◆ **PROVIDED RECORDS**:
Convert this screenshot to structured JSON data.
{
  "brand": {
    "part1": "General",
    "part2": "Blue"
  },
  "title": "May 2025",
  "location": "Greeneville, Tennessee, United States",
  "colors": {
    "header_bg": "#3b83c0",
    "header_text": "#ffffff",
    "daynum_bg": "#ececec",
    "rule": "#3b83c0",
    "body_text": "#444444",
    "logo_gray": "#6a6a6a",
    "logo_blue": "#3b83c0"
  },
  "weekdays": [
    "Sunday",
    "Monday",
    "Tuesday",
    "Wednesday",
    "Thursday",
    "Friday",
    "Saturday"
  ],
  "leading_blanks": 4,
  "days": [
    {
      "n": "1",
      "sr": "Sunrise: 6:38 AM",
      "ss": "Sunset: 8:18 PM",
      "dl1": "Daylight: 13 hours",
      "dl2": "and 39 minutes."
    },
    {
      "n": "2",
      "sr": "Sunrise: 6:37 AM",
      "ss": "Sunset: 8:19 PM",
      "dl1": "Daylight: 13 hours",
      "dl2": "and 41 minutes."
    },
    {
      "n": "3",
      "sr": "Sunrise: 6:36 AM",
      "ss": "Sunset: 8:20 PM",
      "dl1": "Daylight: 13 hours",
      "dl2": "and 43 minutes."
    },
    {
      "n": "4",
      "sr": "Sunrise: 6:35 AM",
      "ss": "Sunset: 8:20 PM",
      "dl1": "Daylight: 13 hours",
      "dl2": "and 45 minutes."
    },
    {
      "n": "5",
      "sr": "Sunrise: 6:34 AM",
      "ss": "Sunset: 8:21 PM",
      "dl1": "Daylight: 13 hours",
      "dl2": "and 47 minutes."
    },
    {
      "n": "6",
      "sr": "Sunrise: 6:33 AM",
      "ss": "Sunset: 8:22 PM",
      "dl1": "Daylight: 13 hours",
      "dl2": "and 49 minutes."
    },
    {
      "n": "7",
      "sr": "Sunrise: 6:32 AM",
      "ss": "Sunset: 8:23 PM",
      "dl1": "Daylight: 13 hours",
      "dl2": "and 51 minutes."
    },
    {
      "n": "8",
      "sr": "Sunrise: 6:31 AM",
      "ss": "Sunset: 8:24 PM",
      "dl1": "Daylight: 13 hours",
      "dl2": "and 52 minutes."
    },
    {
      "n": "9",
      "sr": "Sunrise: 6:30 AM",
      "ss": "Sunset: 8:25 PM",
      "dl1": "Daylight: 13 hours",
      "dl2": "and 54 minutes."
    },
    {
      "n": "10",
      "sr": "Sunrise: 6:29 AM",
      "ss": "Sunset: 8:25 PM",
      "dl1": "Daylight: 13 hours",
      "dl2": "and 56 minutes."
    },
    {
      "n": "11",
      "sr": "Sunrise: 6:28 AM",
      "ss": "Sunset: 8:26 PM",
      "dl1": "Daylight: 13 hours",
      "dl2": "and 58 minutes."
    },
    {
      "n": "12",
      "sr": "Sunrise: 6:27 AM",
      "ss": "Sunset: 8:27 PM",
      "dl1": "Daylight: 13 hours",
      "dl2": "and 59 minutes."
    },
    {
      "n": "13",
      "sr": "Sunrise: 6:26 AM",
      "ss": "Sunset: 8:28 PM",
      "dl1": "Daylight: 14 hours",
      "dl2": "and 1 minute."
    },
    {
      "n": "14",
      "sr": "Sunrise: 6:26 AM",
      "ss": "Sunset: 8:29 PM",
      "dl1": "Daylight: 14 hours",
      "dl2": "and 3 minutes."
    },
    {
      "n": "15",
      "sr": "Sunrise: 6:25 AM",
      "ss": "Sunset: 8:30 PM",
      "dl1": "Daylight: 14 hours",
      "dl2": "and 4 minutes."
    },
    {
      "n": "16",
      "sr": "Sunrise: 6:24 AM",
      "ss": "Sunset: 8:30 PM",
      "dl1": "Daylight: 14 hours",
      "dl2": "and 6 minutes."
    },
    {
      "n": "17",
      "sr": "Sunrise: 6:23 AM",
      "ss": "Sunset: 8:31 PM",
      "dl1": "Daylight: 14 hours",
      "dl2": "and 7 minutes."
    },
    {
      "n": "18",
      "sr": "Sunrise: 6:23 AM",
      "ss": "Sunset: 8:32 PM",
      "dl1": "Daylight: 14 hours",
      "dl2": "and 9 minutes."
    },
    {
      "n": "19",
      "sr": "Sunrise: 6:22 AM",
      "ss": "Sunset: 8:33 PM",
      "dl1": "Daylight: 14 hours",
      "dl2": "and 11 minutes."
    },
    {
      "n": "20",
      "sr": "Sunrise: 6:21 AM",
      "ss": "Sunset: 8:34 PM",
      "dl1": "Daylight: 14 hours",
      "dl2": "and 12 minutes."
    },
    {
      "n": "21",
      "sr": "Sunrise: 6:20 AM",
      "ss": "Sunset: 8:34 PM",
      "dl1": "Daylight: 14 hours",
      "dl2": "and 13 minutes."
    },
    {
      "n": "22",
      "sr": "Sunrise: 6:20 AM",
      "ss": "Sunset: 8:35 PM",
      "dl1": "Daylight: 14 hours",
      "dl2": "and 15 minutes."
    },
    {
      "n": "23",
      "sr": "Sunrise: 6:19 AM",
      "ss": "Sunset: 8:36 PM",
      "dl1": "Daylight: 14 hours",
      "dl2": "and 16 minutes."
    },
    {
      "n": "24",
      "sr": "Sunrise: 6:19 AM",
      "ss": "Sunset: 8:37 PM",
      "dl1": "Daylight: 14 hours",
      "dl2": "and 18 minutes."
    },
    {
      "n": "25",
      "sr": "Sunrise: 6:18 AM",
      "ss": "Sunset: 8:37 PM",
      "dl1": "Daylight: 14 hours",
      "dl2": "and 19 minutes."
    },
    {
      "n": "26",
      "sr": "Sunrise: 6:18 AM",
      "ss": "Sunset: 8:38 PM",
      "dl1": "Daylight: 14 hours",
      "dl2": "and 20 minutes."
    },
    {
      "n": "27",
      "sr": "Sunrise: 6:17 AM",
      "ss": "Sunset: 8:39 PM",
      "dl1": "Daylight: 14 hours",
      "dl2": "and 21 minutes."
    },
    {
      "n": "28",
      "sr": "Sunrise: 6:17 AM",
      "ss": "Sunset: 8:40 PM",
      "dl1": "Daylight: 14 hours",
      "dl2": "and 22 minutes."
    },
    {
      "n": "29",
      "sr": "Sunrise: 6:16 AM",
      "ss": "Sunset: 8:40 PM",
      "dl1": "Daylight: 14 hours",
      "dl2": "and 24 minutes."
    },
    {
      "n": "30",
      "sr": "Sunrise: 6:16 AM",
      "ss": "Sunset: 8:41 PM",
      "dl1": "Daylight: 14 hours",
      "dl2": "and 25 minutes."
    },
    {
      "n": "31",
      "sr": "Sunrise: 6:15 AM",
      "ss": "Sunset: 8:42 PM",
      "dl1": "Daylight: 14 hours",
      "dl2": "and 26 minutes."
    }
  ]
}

◆ **REQUIRED WORK**:
Repeat every line of the records above exactly.

◆ **WRITTEN SOLUTION**:
Convert this screenshot to structured JSON data.
{
  "brand": {
    "part1": "General",
    "part2": "Blue"
  },
  "title": "May 2025",
  "location": "Greeneville, Tennessee, United States",
  "colors": {
    "header_bg": "#3b83c0",
    "header_text": "#ffffff",
    "daynum_bg": "#ececec",
    "rule": "#3b83c0",
    "body_text": "#444444",
    "logo_gray": "#6a6a6a",
    "logo_blue": "#3b83c0"
  },
  "weekdays": [
    "Sunday",
    "Monday",
    "Tuesday",
    "Wednesday",
    "Thursday",
    "Friday",
    "Saturday"
  ],
  "leading_blanks": 4,
  "days": [
    {
      "n": "1",
      "sr": "Sunrise: 6:38 AM",
      "ss": "Sunset: 8:18 PM",
      "dl1": "Daylight: 13 hours",
      "dl2": "and 39 minutes."
    },
    {
      "n": "2",
      "sr": "Sunrise: 6:37 AM",
      "ss": "Sunset: 8:19 PM",
      "dl1": "Daylight: 13 hours",
      "dl2": "and 41 minutes."
    },
    {
      "n": "3",
      "sr": "Sunrise: 6:36 AM",
      "ss": "Sunset: 8:20 PM",
      "dl1": "Daylight: 13 hours",
      "dl2": "and 43 minutes."
    },
    {
      "n": "4",
      "sr": "Sunrise: 6:35 AM",
      "ss": "Sunset: 8:20 PM",
      "dl1": "Daylight: 13 hours",
      "dl2": "and 45 minutes."
    },
    {
      "n": "5",
      "sr": "Sunrise: 6:34 AM",
      "ss": "Sunset: 8:21 PM",
      "dl1": "Daylight: 13 hours",
      "dl2": "and 47 minutes."
    },
    {
      "n": "6",
      "sr": "Sunrise: 6:33 AM",
      "ss": "Sunset: 8:22 PM",
      "dl1": "Daylight: 13 hours",
      "dl2": "and 49 minutes."
    },
    {
      "n": "7",
      "sr": "Sunrise: 6:32 AM",
      "ss": "Sunset: 8:23 PM",
      "dl1": "Daylight: 13 hours",
      "dl2": "and 51 minutes."
    },
    {
      "n": "8",
      "sr": "Sunrise: 6:31 AM",
      "ss": "Sunset: 8:24 PM",
      "dl1": "Daylight: 13 hours",
      "dl2": "and 52 minutes."
    },
    {
      "n": "9",
      "sr": "Sunrise: 6:30 AM",
      "ss": "Sunset: 8:25 PM",
      "dl1": "Daylight: 13 hours",
      "dl2": "and 54 minutes."
    },
    {
      "n": "10",
      "sr": "Sunrise: 6:29 AM",
      "ss": "Sunset: 8:25 PM",
      "dl1": "Daylight: 13 hours",
      "dl2": "and 56 minutes."
    },
    {
      "n": "11",
      "sr": "Sunrise: 6:28 AM",
      "ss": "Sunset: 8:26 PM",
      "dl1": "Daylight: 13 hours",
      "dl2": "and 58 minutes."
    },
    {
      "n": "12",
      "sr": "Sunrise: 6:27 AM",
      "ss": "Sunset: 8:27 PM",
      "dl1": "Daylight: 13 hours",
      "dl2": "and 59 minutes."
    },
    {
      "n": "13",
      "sr": "Sunrise: 6:26 AM",
      "ss": "Sunset: 8:28 PM",
      "dl1": "Daylight: 14 hours",
      "dl2": "and 1 minute."
    },
    {
      "n": "14",
      "sr": "Sunrise: 6:26 AM",
      "ss": "Sunset: 8:29 PM",
      "dl1": "Daylight: 14 hours",
      "dl2": "and 3 minutes."
    },
    {
      "n": "15",
      "sr": "Sunrise: 6:25 AM",
      "ss": "Sunset: 8:30 PM",
      "dl1": "Daylight: 14 hours",
      "dl2": "and 4 minutes."
    },
    {
      "n": "16",
      "sr": "Sunrise: 6:24 AM",
      "ss": "Sunset: 8:30 PM",
      "dl1": "Daylight: 14 hours",
      "dl2": "and 6 minutes."
    },
    {
      "n": "17",
      "sr": "Sunrise: 6:23 AM",
      "ss": "Sunset: 8:31 PM",
      "dl1": "Daylight: 14 hours",
      "dl2": "and 7 minutes."
    },
    {
      "n": "18",
      "sr": "Sunrise: 6:23 AM",
      "ss": "Sunset: 8:32 PM",
      "dl1": "Daylight: 14 hours",
      "dl2": "and 9 minutes."
    },
    {
      "n": "19",
      "sr": "Sunrise: 6:22 AM",
      "ss": "Sunset: 8:33 PM",
      "dl1": "Daylight: 14 hours",
      "dl2": "and 11 minutes."
    },
    {
      "n": "20",
      "sr": "Sunrise: 6:21 AM",
      "ss": "Sunset: 8:34 PM",
      "dl1": "Daylight: 14 hours",
      "dl2": "and 12 minutes."
    },
    {
      "n": "21",
      "sr": "Sunrise: 6:20 AM",
      "ss": "Sunset: 8:34 PM",
      "dl1": "Daylight: 14 hours",
      "dl2": "and 13 minutes."
    },
    {
      "n": "22",
      "sr": "Sunrise: 6:20 AM",
      "ss": "Sunset: 8:35 PM",
      "dl1": "Daylight: 14 hours",
      "dl2": "and 15 minutes."
    },
    {
      "n": "23",
      "sr": "Sunrise: 6:19 AM",
      "ss": "Sunset: 8:36 PM",
      "dl1": "Daylight: 14 hours",
      "dl2": "and 16 minutes."
    },
    {
      "n": "24",
      "sr": "Sunrise: 6:19 AM",
      "ss": "Sunset: 8:37 PM",
      "dl1": "Daylight: 14 hours",
      "dl2": "and 18 minutes."
    },
    {
      "n": "25",
      "sr": "Sunrise: 6:18 AM",
      "ss": "Sunset: 8:37 PM",
      "dl1": "Daylight: 14 hours",
      "dl2": "and 19 minutes."
    },
    {
      "n": "26",
      "sr": "Sunrise: 6:18 AM",
      "ss": "Sunset: 8:38 PM",
      "dl1": "Daylight: 14 hours",
      "dl2": "and 20 minutes."
    },
    {
      "n": "27",
      "sr": "Sunrise: 6:17 AM",
      "ss": "Sunset: 8:39 PM",
      "dl1": "Daylight: 14 hours",
      "dl2": "and 21 minutes."
    },
    {
      "n": "28",
      "sr": "Sunrise: 6:17 AM",
      "ss": "Sunset: 8:40 PM",
      "dl1": "Daylight: 14 hours",
      "dl2": "and 22 minutes."
    },
    {
      "n": "29",
      "sr": "Sunrise: 6:16 AM",
      "ss": "Sunset: 8:40 PM",
      "dl1": "Daylight: 14 hours",
      "dl2": "and 24 minutes."
    },
    {
      "n": "30",
      "sr": "Sunrise: 6:16 AM",
      "ss": "Sunset: 8:41 PM",
      "dl1": "Daylight: 14 hours",
      "dl2": "and 25 minutes."
    },
    {
      "n": "31",
      "sr": "Sunrise: 6:15 AM",
      "ss": "Sunset: 8:42 PM",
      "dl1": "Daylight: 14 hours",
      "dl2": "and 26 minutes."
    }
  ]
}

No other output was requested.